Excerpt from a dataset
┌──

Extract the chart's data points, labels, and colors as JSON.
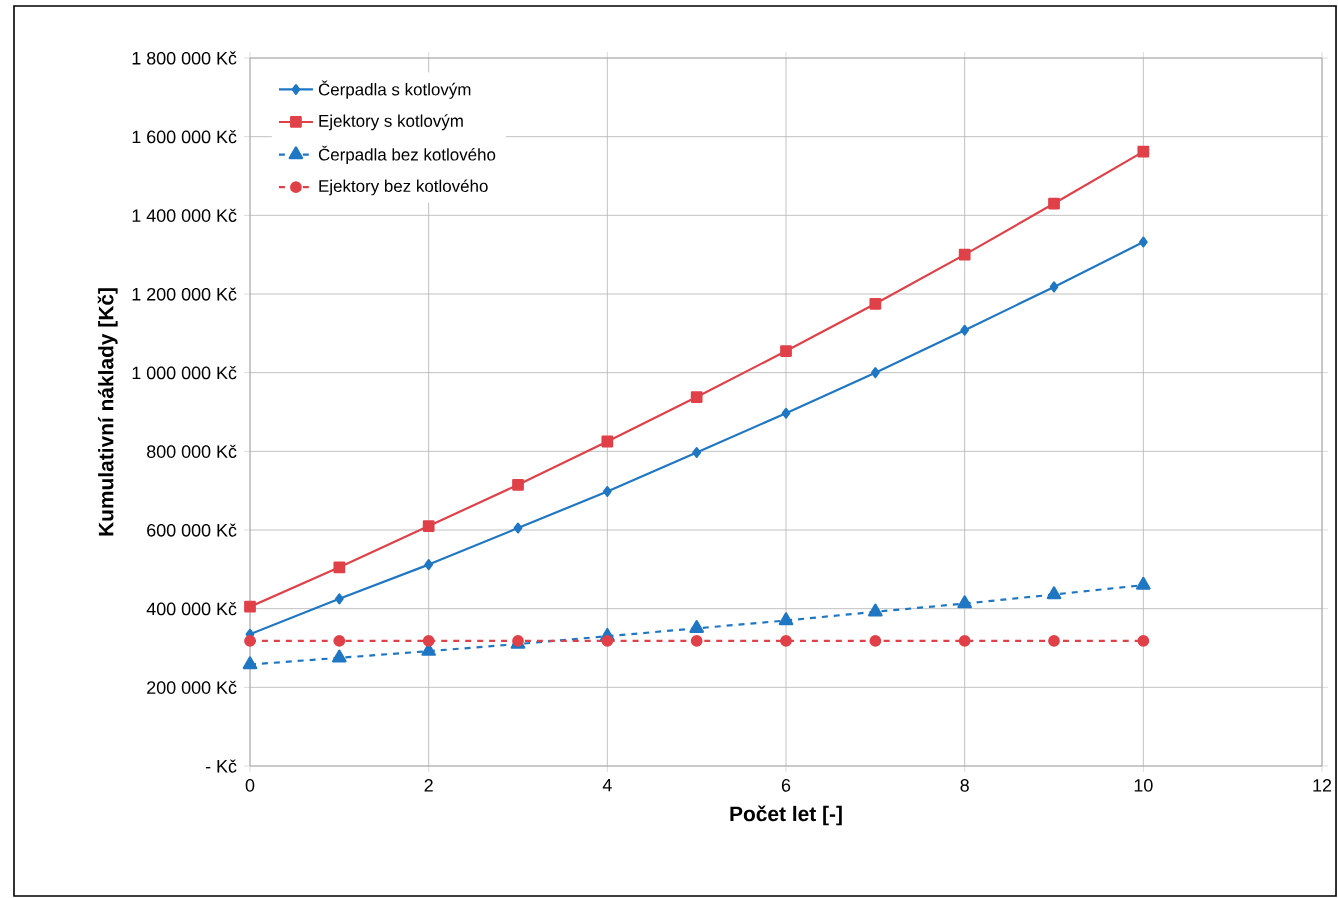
{
  "chart_data": {
    "type": "line",
    "xlabel": "Počet let [-]",
    "ylabel": "Kumulativní náklady [Kč]",
    "x": [
      0,
      1,
      2,
      3,
      4,
      5,
      6,
      7,
      8,
      9,
      10
    ],
    "series": [
      {
        "name": "Čerpadla s kotlovým",
        "color": "#1f77c4",
        "marker": "diamond",
        "line_style": "solid",
        "values": [
          335000,
          425000,
          512000,
          605000,
          698000,
          797000,
          897000,
          1000000,
          1108000,
          1218000,
          1332000
        ]
      },
      {
        "name": "Ejektory s kotlovým",
        "color": "#e04048",
        "marker": "square",
        "line_style": "solid",
        "values": [
          405000,
          505000,
          610000,
          715000,
          825000,
          938000,
          1055000,
          1175000,
          1300000,
          1430000,
          1562000
        ]
      },
      {
        "name": "Čerpadla bez kotlového",
        "color": "#1f77c4",
        "marker": "triangle",
        "line_style": "dashed",
        "values": [
          258000,
          275000,
          292000,
          310000,
          330000,
          350000,
          370000,
          392000,
          413000,
          436000,
          460000
        ]
      },
      {
        "name": "Ejektory bez kotlového",
        "color": "#e04048",
        "marker": "circle",
        "line_style": "dashed",
        "values": [
          318000,
          318000,
          318000,
          318000,
          318000,
          318000,
          318000,
          318000,
          318000,
          318000,
          318000
        ]
      }
    ],
    "xlim": [
      0,
      12
    ],
    "xticks": [
      0,
      2,
      4,
      6,
      8,
      10,
      12
    ],
    "ylim": [
      0,
      1800000
    ],
    "yticks": [
      {
        "value": 0,
        "label": "-  Kč"
      },
      {
        "value": 200000,
        "label": "200 000 Kč"
      },
      {
        "value": 400000,
        "label": "400 000 Kč"
      },
      {
        "value": 600000,
        "label": "600 000 Kč"
      },
      {
        "value": 800000,
        "label": "800 000 Kč"
      },
      {
        "value": 1000000,
        "label": "1 000 000 Kč"
      },
      {
        "value": 1200000,
        "label": "1 200 000 Kč"
      },
      {
        "value": 1400000,
        "label": "1 400 000 Kč"
      },
      {
        "value": 1600000,
        "label": "1 600 000 Kč"
      },
      {
        "value": 1800000,
        "label": "1 800 000 Kč"
      }
    ],
    "grid": true,
    "legend": "top left"
  }
}
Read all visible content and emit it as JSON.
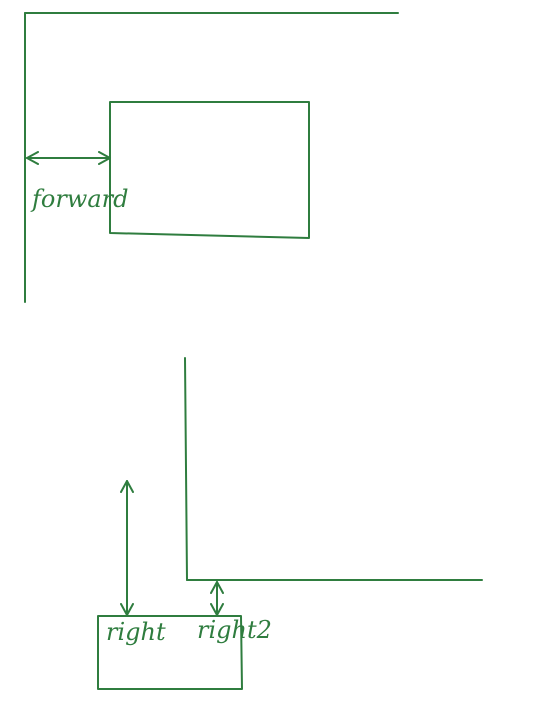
{
  "colors": {
    "ink": "#2f7d3f",
    "background": "#ffffff"
  },
  "labels": {
    "forward": "forward",
    "right": "right",
    "right2": "right2"
  },
  "arrows": {
    "forward": {
      "heads": "both"
    },
    "right": {
      "heads": "both"
    },
    "right2": {
      "heads": "both"
    }
  }
}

└──

What needs to be done
Retype the whole listing exactly and leave the pictures out.

Answer in full
Extract the chart's data points, labels, and colors as JSON.
{
  "chart_data": {
    "type": "line",
    "xlabel": "Počet let [-]",
    "ylabel": "Kumulativní náklady [Kč]",
    "x": [
      0,
      1,
      2,
      3,
      4,
      5,
      6,
      7,
      8,
      9,
      10
    ],
    "series": [
      {
        "name": "Čerpadla s kotlovým",
        "color": "#1f77c4",
        "marker": "diamond",
        "line_style": "solid",
        "values": [
          335000,
          425000,
          512000,
          605000,
          698000,
          797000,
          897000,
          1000000,
          1108000,
          1218000,
          1332000
        ]
      },
      {
        "name": "Ejektory s kotlovým",
        "color": "#e04048",
        "marker": "square",
        "line_style": "solid",
        "values": [
          405000,
          505000,
          610000,
          715000,
          825000,
          938000,
          1055000,
          1175000,
          1300000,
          1430000,
          1562000
        ]
      },
      {
        "name": "Čerpadla bez kotlového",
        "color": "#1f77c4",
        "marker": "triangle",
        "line_style": "dashed",
        "values": [
          258000,
          275000,
          292000,
          310000,
          330000,
          350000,
          370000,
          392000,
          413000,
          436000,
          460000
        ]
      },
      {
        "name": "Ejektory bez kotlového",
        "color": "#e04048",
        "marker": "circle",
        "line_style": "dashed",
        "values": [
          318000,
          318000,
          318000,
          318000,
          318000,
          318000,
          318000,
          318000,
          318000,
          318000,
          318000
        ]
      }
    ],
    "xlim": [
      0,
      12
    ],
    "xticks": [
      0,
      2,
      4,
      6,
      8,
      10,
      12
    ],
    "ylim": [
      0,
      1800000
    ],
    "yticks": [
      {
        "value": 0,
        "label": "-  Kč"
      },
      {
        "value": 200000,
        "label": "200 000 Kč"
      },
      {
        "value": 400000,
        "label": "400 000 Kč"
      },
      {
        "value": 600000,
        "label": "600 000 Kč"
      },
      {
        "value": 800000,
        "label": "800 000 Kč"
      },
      {
        "value": 1000000,
        "label": "1 000 000 Kč"
      },
      {
        "value": 1200000,
        "label": "1 200 000 Kč"
      },
      {
        "value": 1400000,
        "label": "1 400 000 Kč"
      },
      {
        "value": 1600000,
        "label": "1 600 000 Kč"
      },
      {
        "value": 1800000,
        "label": "1 800 000 Kč"
      }
    ],
    "grid": true,
    "legend": "top left"
  }
}
Read all visible content and emit it as JSON.
{
  "colors": {
    "ink": "#2f7d3f",
    "background": "#ffffff"
  },
  "labels": {
    "forward": "forward",
    "right": "right",
    "right2": "right2"
  },
  "arrows": {
    "forward": {
      "heads": "both"
    },
    "right": {
      "heads": "both"
    },
    "right2": {
      "heads": "both"
    }
  }
}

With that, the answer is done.